Pull out every line below that contains the word "header".
━━━━━━━━━━━━━━━━
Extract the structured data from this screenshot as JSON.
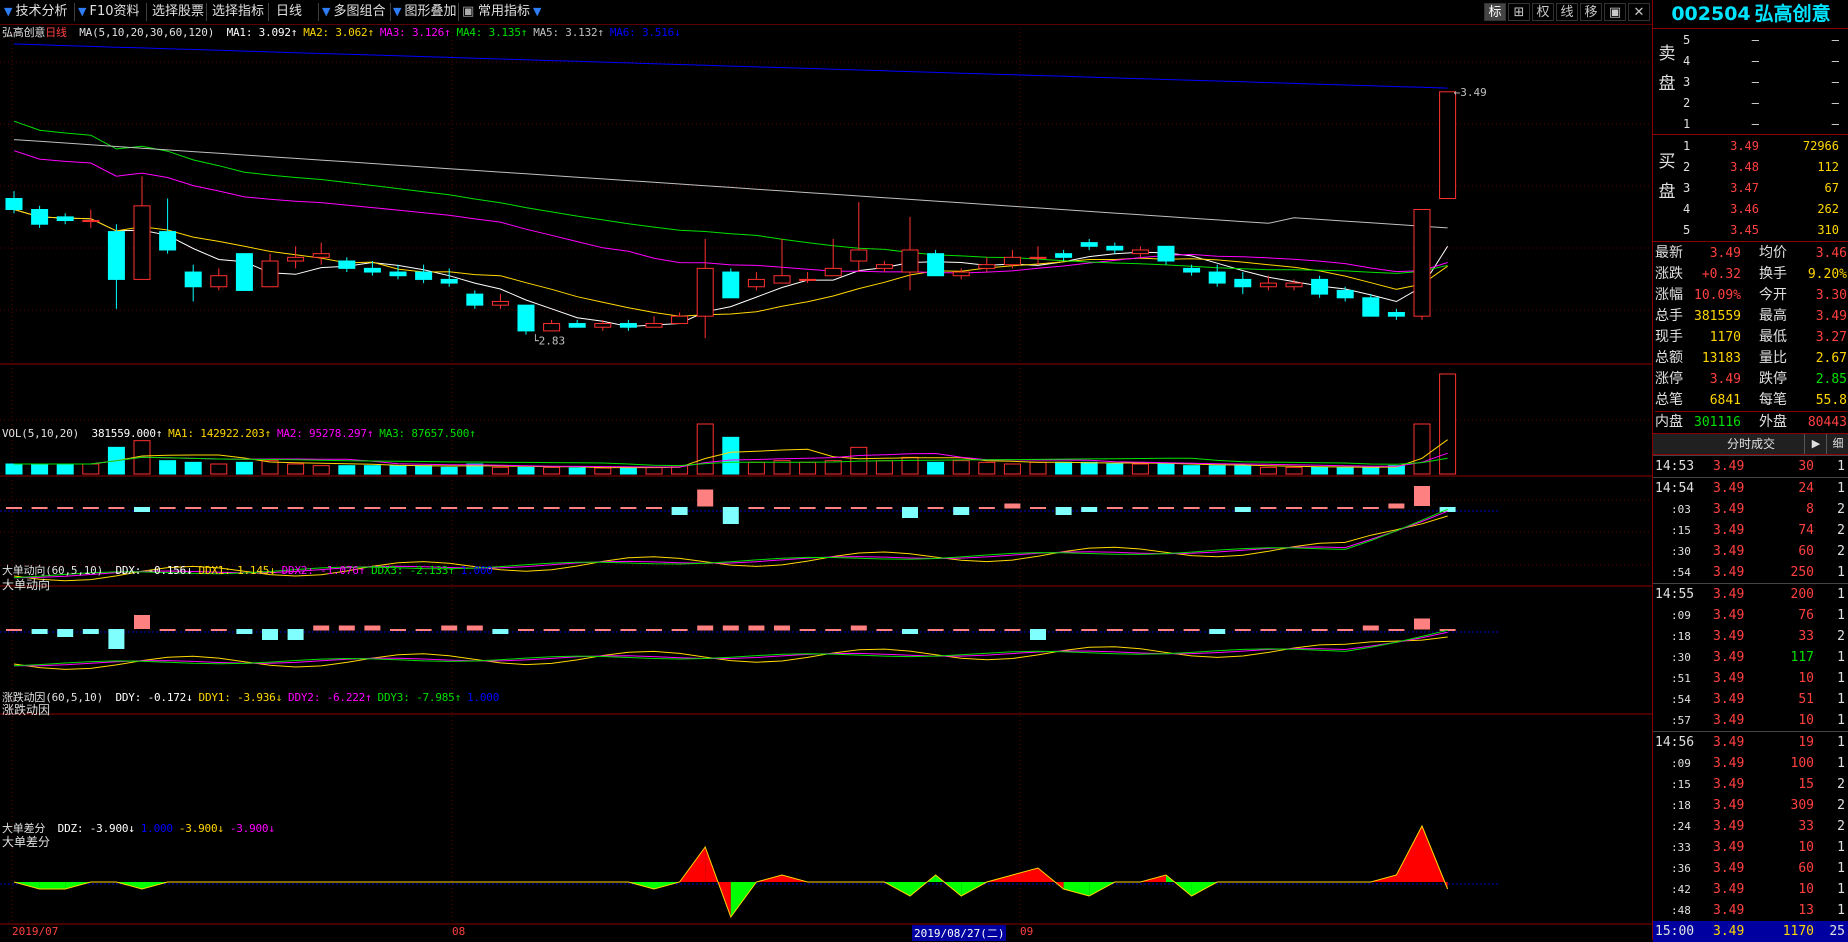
{
  "toolbar": {
    "items": [
      "技术分析",
      "F10资料",
      "选择股票",
      "选择指标",
      "日线",
      "多图组合",
      "图形叠加",
      "常用指标"
    ],
    "right_icons": [
      "标",
      "⊞",
      "权",
      "线",
      "移",
      "▣",
      "✕"
    ]
  },
  "main_chart": {
    "stock_label": "弘高创意",
    "period_label": "日线",
    "indicator_label": "MA(5,10,20,30,60,120)",
    "ma_values": [
      {
        "text": "MA1: 3.092↑",
        "color": "#ffffff"
      },
      {
        "text": "MA2: 3.062↑",
        "color": "#ffd700"
      },
      {
        "text": "MA3: 3.126↑",
        "color": "#ff00ff"
      },
      {
        "text": "MA4: 3.135↑",
        "color": "#00e000"
      },
      {
        "text": "MA5: 3.132↑",
        "color": "#c0c0c0"
      },
      {
        "text": "MA6: 3.516↓",
        "color": "#0000ff"
      }
    ],
    "high_label": "3.49",
    "low_label": "2.83"
  },
  "volume_panel": {
    "title": "VOL(5,10,20)",
    "values": [
      {
        "text": "381559.000↑",
        "color": "#ffffff"
      },
      {
        "text": "MA1: 142922.203↑",
        "color": "#ffd700"
      },
      {
        "text": "MA2: 95278.297↑",
        "color": "#ff00ff"
      },
      {
        "text": "MA3: 87657.500↑",
        "color": "#00e000"
      }
    ]
  },
  "ddx_panel": {
    "header": "大单动向(60,5,10)",
    "title": "大单动向",
    "values": [
      {
        "text": "DDX: -0.156↓",
        "color": "#ffffff"
      },
      {
        "text": "DDX1: 1.145↓",
        "color": "#ffd700"
      },
      {
        "text": "DDX2: -1.076↑",
        "color": "#ff00ff"
      },
      {
        "text": "DDX3: -2.133↑",
        "color": "#00e000"
      },
      {
        "text": "1.000",
        "color": "#0000ff"
      }
    ]
  },
  "ddy_panel": {
    "header": "涨跌动因(60,5,10)",
    "title": "涨跌动因",
    "values": [
      {
        "text": "DDY: -0.172↓",
        "color": "#ffffff"
      },
      {
        "text": "DDY1: -3.936↓",
        "color": "#ffd700"
      },
      {
        "text": "DDY2: -6.222↑",
        "color": "#ff00ff"
      },
      {
        "text": "DDY3: -7.985↑",
        "color": "#00e000"
      },
      {
        "text": "1.000",
        "color": "#0000ff"
      }
    ]
  },
  "ddz_panel": {
    "header": "大单差分",
    "title": "大单差分",
    "values": [
      {
        "text": "DDZ: -3.900↓",
        "color": "#ffffff"
      },
      {
        "text": "1.000",
        "color": "#0000ff"
      },
      {
        "text": "-3.900↓",
        "color": "#ffd700"
      },
      {
        "text": "-3.900↓",
        "color": "#ff00ff"
      }
    ]
  },
  "date_axis": {
    "labels": [
      "2019/07",
      "08",
      "2019/08/27(二)",
      "09"
    ]
  },
  "quote_panel": {
    "code": "002504",
    "name": "弘高创意",
    "sell_label": "卖盘",
    "buy_label": "买盘",
    "sell_book": [
      {
        "level": "5",
        "price": "–",
        "vol": "–"
      },
      {
        "level": "4",
        "price": "–",
        "vol": "–"
      },
      {
        "level": "3",
        "price": "–",
        "vol": "–"
      },
      {
        "level": "2",
        "price": "–",
        "vol": "–"
      },
      {
        "level": "1",
        "price": "–",
        "vol": "–"
      }
    ],
    "buy_book": [
      {
        "level": "1",
        "price": "3.49",
        "vol": "72966"
      },
      {
        "level": "2",
        "price": "3.48",
        "vol": "112"
      },
      {
        "level": "3",
        "price": "3.47",
        "vol": "67"
      },
      {
        "level": "4",
        "price": "3.46",
        "vol": "262"
      },
      {
        "level": "5",
        "price": "3.45",
        "vol": "310"
      }
    ],
    "stats": [
      {
        "k1": "最新",
        "v1": "3.49",
        "c1": "red",
        "k2": "均价",
        "v2": "3.46",
        "c2": "red"
      },
      {
        "k1": "涨跌",
        "v1": "+0.32",
        "c1": "red",
        "k2": "换手",
        "v2": "9.20%",
        "c2": "yellow"
      },
      {
        "k1": "涨幅",
        "v1": "10.09%",
        "c1": "red",
        "k2": "今开",
        "v2": "3.30",
        "c2": "red"
      },
      {
        "k1": "总手",
        "v1": "381559",
        "c1": "yellow",
        "k2": "最高",
        "v2": "3.49",
        "c2": "red"
      },
      {
        "k1": "现手",
        "v1": "1170",
        "c1": "yellow",
        "k2": "最低",
        "v2": "3.27",
        "c2": "red"
      },
      {
        "k1": "总额",
        "v1": "13183",
        "c1": "yellow",
        "k2": "量比",
        "v2": "2.67",
        "c2": "yellow"
      },
      {
        "k1": "涨停",
        "v1": "3.49",
        "c1": "red",
        "k2": "跌停",
        "v2": "2.85",
        "c2": "green"
      },
      {
        "k1": "总笔",
        "v1": "6841",
        "c1": "yellow",
        "k2": "每笔",
        "v2": "55.8",
        "c2": "yellow"
      },
      {
        "k1": "内盘",
        "v1": "301116",
        "c1": "green",
        "k2": "外盘",
        "v2": "80443",
        "c2": "red"
      }
    ],
    "trades_title": "分时成交",
    "trades_btn1": "▶",
    "trades_btn2": "细",
    "trades": [
      {
        "t": "14:53",
        "p": "3.49",
        "v": "30",
        "vc": "red",
        "n": "1",
        "m": true
      },
      {
        "t": "14:54",
        "p": "3.49",
        "v": "24",
        "vc": "red",
        "n": "1",
        "m": true
      },
      {
        "t": ":03",
        "p": "3.49",
        "v": "8",
        "vc": "red",
        "n": "2",
        "m": false
      },
      {
        "t": ":15",
        "p": "3.49",
        "v": "74",
        "vc": "red",
        "n": "2",
        "m": false
      },
      {
        "t": ":30",
        "p": "3.49",
        "v": "60",
        "vc": "red",
        "n": "2",
        "m": false
      },
      {
        "t": ":54",
        "p": "3.49",
        "v": "250",
        "vc": "red",
        "n": "1",
        "m": false
      },
      {
        "t": "14:55",
        "p": "3.49",
        "v": "200",
        "vc": "red",
        "n": "1",
        "m": true
      },
      {
        "t": ":09",
        "p": "3.49",
        "v": "76",
        "vc": "red",
        "n": "1",
        "m": false
      },
      {
        "t": ":18",
        "p": "3.49",
        "v": "33",
        "vc": "red",
        "n": "2",
        "m": false
      },
      {
        "t": ":30",
        "p": "3.49",
        "v": "117",
        "vc": "green",
        "n": "1",
        "m": false
      },
      {
        "t": ":51",
        "p": "3.49",
        "v": "10",
        "vc": "red",
        "n": "1",
        "m": false
      },
      {
        "t": ":54",
        "p": "3.49",
        "v": "51",
        "vc": "red",
        "n": "1",
        "m": false
      },
      {
        "t": ":57",
        "p": "3.49",
        "v": "10",
        "vc": "red",
        "n": "1",
        "m": false
      },
      {
        "t": "14:56",
        "p": "3.49",
        "v": "19",
        "vc": "red",
        "n": "1",
        "m": true
      },
      {
        "t": ":09",
        "p": "3.49",
        "v": "100",
        "vc": "red",
        "n": "1",
        "m": false
      },
      {
        "t": ":15",
        "p": "3.49",
        "v": "15",
        "vc": "red",
        "n": "2",
        "m": false
      },
      {
        "t": ":18",
        "p": "3.49",
        "v": "309",
        "vc": "red",
        "n": "2",
        "m": false
      },
      {
        "t": ":24",
        "p": "3.49",
        "v": "33",
        "vc": "red",
        "n": "2",
        "m": false
      },
      {
        "t": ":33",
        "p": "3.49",
        "v": "10",
        "vc": "red",
        "n": "1",
        "m": false
      },
      {
        "t": ":36",
        "p": "3.49",
        "v": "60",
        "vc": "red",
        "n": "1",
        "m": false
      },
      {
        "t": ":42",
        "p": "3.49",
        "v": "10",
        "vc": "red",
        "n": "1",
        "m": false
      },
      {
        "t": ":48",
        "p": "3.49",
        "v": "13",
        "vc": "red",
        "n": "1",
        "m": false
      },
      {
        "t": "15:00",
        "p": "3.49",
        "v": "1170",
        "vc": "yellow",
        "n": "25",
        "m": true,
        "final": true
      }
    ]
  },
  "chart_data": {
    "type": "candlestick",
    "price_range": [
      2.75,
      3.62
    ],
    "candles": [
      [
        3.2,
        3.17,
        3.22,
        3.16
      ],
      [
        3.17,
        3.13,
        3.18,
        3.12
      ],
      [
        3.15,
        3.14,
        3.16,
        3.13
      ],
      [
        3.14,
        3.14,
        3.17,
        3.12
      ],
      [
        3.11,
        2.98,
        3.13,
        2.9
      ],
      [
        2.98,
        3.18,
        3.26,
        2.98
      ],
      [
        3.11,
        3.06,
        3.2,
        3.05
      ],
      [
        3.0,
        2.96,
        3.02,
        2.92
      ],
      [
        2.96,
        2.99,
        3.01,
        2.95
      ],
      [
        3.05,
        2.95,
        3.05,
        2.95
      ],
      [
        2.96,
        3.03,
        3.05,
        2.96
      ],
      [
        3.03,
        3.04,
        3.07,
        3.01
      ],
      [
        3.04,
        3.05,
        3.08,
        3.02
      ],
      [
        3.03,
        3.01,
        3.04,
        3.0
      ],
      [
        3.01,
        3.0,
        3.03,
        2.99
      ],
      [
        3.0,
        2.99,
        3.02,
        2.98
      ],
      [
        3.0,
        2.98,
        3.02,
        2.97
      ],
      [
        2.98,
        2.97,
        3.01,
        2.96
      ],
      [
        2.94,
        2.91,
        2.95,
        2.9
      ],
      [
        2.91,
        2.92,
        2.94,
        2.9
      ],
      [
        2.91,
        2.84,
        2.91,
        2.83
      ],
      [
        2.84,
        2.86,
        2.87,
        2.84
      ],
      [
        2.86,
        2.85,
        2.87,
        2.85
      ],
      [
        2.85,
        2.86,
        2.87,
        2.84
      ],
      [
        2.86,
        2.85,
        2.87,
        2.84
      ],
      [
        2.85,
        2.86,
        2.88,
        2.85
      ],
      [
        2.86,
        2.88,
        2.89,
        2.86
      ],
      [
        2.88,
        3.01,
        3.09,
        2.82
      ],
      [
        3.0,
        2.93,
        3.01,
        2.93
      ],
      [
        2.96,
        2.98,
        3.0,
        2.95
      ],
      [
        2.97,
        2.99,
        3.09,
        2.97
      ],
      [
        2.98,
        2.98,
        3.0,
        2.97
      ],
      [
        2.99,
        3.01,
        3.09,
        2.99
      ],
      [
        3.03,
        3.06,
        3.19,
        3.0
      ],
      [
        3.01,
        3.02,
        3.03,
        3.0
      ],
      [
        3.0,
        3.06,
        3.15,
        2.95
      ],
      [
        3.05,
        2.99,
        3.06,
        2.99
      ],
      [
        2.99,
        3.0,
        3.01,
        2.98
      ],
      [
        3.01,
        3.02,
        3.04,
        3.0
      ],
      [
        3.02,
        3.04,
        3.06,
        3.01
      ],
      [
        3.04,
        3.04,
        3.07,
        3.02
      ],
      [
        3.05,
        3.04,
        3.06,
        3.03
      ],
      [
        3.08,
        3.07,
        3.09,
        3.06
      ],
      [
        3.07,
        3.06,
        3.08,
        3.05
      ],
      [
        3.05,
        3.06,
        3.07,
        3.04
      ],
      [
        3.07,
        3.03,
        3.07,
        3.02
      ],
      [
        3.01,
        3.0,
        3.02,
        2.99
      ],
      [
        3.0,
        2.97,
        3.02,
        2.96
      ],
      [
        2.98,
        2.96,
        3.0,
        2.94
      ],
      [
        2.96,
        2.97,
        2.99,
        2.95
      ],
      [
        2.96,
        2.97,
        2.98,
        2.95
      ],
      [
        2.98,
        2.94,
        2.99,
        2.93
      ],
      [
        2.95,
        2.93,
        2.96,
        2.92
      ],
      [
        2.93,
        2.88,
        2.94,
        2.88
      ],
      [
        2.89,
        2.88,
        2.9,
        2.87
      ],
      [
        2.88,
        3.17,
        3.17,
        2.87
      ],
      [
        3.2,
        3.49,
        3.49,
        3.27
      ]
    ],
    "volume": [
      30,
      30,
      30,
      30,
      80,
      100,
      40,
      35,
      30,
      35,
      40,
      30,
      25,
      25,
      25,
      25,
      25,
      20,
      30,
      20,
      20,
      20,
      18,
      18,
      20,
      20,
      25,
      150,
      110,
      35,
      40,
      35,
      40,
      80,
      40,
      50,
      35,
      40,
      35,
      30,
      35,
      35,
      35,
      30,
      30,
      30,
      25,
      25,
      25,
      20,
      20,
      20,
      20,
      20,
      25,
      150,
      300
    ],
    "ma_lines": [
      "MA1",
      "MA2",
      "MA3",
      "MA4",
      "MA5",
      "MA6"
    ],
    "ddx": {
      "lines": [
        "DDX1",
        "DDX2",
        "DDX3"
      ],
      "bars": [
        0,
        0,
        0,
        0,
        0,
        -1,
        0,
        0,
        0,
        0,
        0,
        0,
        0,
        0,
        0,
        0,
        0,
        0,
        0,
        0,
        0,
        0,
        0,
        0,
        0,
        0,
        -2,
        5,
        -5,
        0,
        0,
        0,
        0,
        0,
        0,
        -3,
        0,
        -2,
        0,
        1,
        0,
        -2,
        -1,
        0,
        0,
        0,
        0,
        0,
        -1,
        0,
        0,
        0,
        0,
        0,
        1,
        6,
        -1
      ]
    },
    "ddy": {
      "lines": [
        "DDY1",
        "DDY2",
        "DDY3"
      ],
      "bars": [
        0,
        -1,
        -2,
        -1,
        -6,
        4,
        0,
        0,
        0,
        -1,
        -3,
        -3,
        1,
        1,
        1,
        0,
        0,
        1,
        1,
        -1,
        0,
        0,
        0,
        0,
        0,
        0,
        0,
        1,
        1,
        1,
        1,
        0,
        0,
        1,
        0,
        -1,
        0,
        0,
        0,
        0,
        -3,
        0,
        0,
        0,
        0,
        0,
        0,
        -1,
        0,
        0,
        0,
        0,
        0,
        1,
        0,
        3,
        0
      ]
    },
    "ddz": [
      0,
      -1,
      -1,
      0,
      0,
      -1,
      0,
      0,
      0,
      0,
      0,
      0,
      0,
      0,
      0,
      0,
      0,
      0,
      0,
      0,
      0,
      0,
      0,
      0,
      0,
      -1,
      0,
      5,
      -5,
      0,
      1,
      0,
      0,
      0,
      0,
      -2,
      1,
      -2,
      0,
      1,
      2,
      -1,
      -2,
      0,
      0,
      1,
      -2,
      0,
      0,
      0,
      0,
      0,
      0,
      0,
      1,
      8,
      -1
    ]
  }
}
━━━━━━━━━━━━━━━━
# Full answer
    "header": "大单动向(60,5,10)",
    "header": "涨跌动因(60,5,10)",
    "header": "大单差分",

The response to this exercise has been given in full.